Items from a dataset

Begin

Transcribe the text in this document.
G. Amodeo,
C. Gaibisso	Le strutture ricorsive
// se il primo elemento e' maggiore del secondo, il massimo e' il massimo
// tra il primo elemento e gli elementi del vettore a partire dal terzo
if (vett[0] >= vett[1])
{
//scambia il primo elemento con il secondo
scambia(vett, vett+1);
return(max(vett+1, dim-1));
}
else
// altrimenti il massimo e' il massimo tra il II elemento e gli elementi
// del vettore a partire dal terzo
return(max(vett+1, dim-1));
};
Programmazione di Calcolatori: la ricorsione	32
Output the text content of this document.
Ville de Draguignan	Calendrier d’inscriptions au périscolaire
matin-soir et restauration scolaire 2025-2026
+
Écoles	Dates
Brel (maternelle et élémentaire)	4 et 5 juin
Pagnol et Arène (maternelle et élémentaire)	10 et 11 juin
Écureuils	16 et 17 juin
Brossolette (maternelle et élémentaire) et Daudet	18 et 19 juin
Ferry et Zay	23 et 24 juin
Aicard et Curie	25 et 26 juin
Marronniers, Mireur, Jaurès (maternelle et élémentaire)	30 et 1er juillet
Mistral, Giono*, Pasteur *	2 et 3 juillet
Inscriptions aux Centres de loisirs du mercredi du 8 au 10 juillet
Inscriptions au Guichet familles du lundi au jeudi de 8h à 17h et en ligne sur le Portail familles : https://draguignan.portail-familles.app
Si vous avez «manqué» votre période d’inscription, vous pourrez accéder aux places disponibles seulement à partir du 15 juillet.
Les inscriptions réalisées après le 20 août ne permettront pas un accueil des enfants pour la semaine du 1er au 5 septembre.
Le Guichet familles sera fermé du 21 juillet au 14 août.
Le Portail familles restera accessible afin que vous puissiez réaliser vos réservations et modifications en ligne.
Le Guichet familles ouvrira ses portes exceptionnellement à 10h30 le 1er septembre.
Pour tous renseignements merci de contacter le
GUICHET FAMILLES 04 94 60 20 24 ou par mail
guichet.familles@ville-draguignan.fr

End

:: Directions ::
All of the entries must be quoted exactly; please include each one.

:: The reply ::
Transcribe the text in this document.
G. Amodeo,
C. Gaibisso	Le strutture ricorsive
// se il primo elemento e' maggiore del secondo, il massimo e' il massimo
// tra il primo elemento e gli elementi del vettore a partire dal terzo
if (vett[0] >= vett[1])
{
//scambia il primo elemento con il secondo
scambia(vett, vett+1);
return(max(vett+1, dim-1));
}
else
// altrimenti il massimo e' il massimo tra il II elemento e gli elementi
// del vettore a partire dal terzo
return(max(vett+1, dim-1));
};
Programmazione di Calcolatori: la ricorsione	32
Output the text content of this document.
Ville de Draguignan	Calendrier d’inscriptions au périscolaire
matin-soir et restauration scolaire 2025-2026
+
Écoles	Dates
Brel (maternelle et élémentaire)	4 et 5 juin
Pagnol et Arène (maternelle et élémentaire)	10 et 11 juin
Écureuils	16 et 17 juin
Brossolette (maternelle et élémentaire) et Daudet	18 et 19 juin
Ferry et Zay	23 et 24 juin
Aicard et Curie	25 et 26 juin
Marronniers, Mireur, Jaurès (maternelle et élémentaire)	30 et 1er juillet
Mistral, Giono*, Pasteur *	2 et 3 juillet
Inscriptions aux Centres de loisirs du mercredi du 8 au 10 juillet
Inscriptions au Guichet familles du lundi au jeudi de 8h à 17h et en ligne sur le Portail familles : https://draguignan.portail-familles.app
Si vous avez «manqué» votre période d’inscription, vous pourrez accéder aux places disponibles seulement à partir du 15 juillet.
Les inscriptions réalisées après le 20 août ne permettront pas un accueil des enfants pour la semaine du 1er au 5 septembre.
Le Guichet familles sera fermé du 21 juillet au 14 août.
Le Portail familles restera accessible afin que vous puissiez réaliser vos réservations et modifications en ligne.
Le Guichet familles ouvrira ses portes exceptionnellement à 10h30 le 1er septembre.
Pour tous renseignements merci de contacter le
GUICHET FAMILLES 04 94 60 20 24 ou par mail
guichet.familles@ville-draguignan.fr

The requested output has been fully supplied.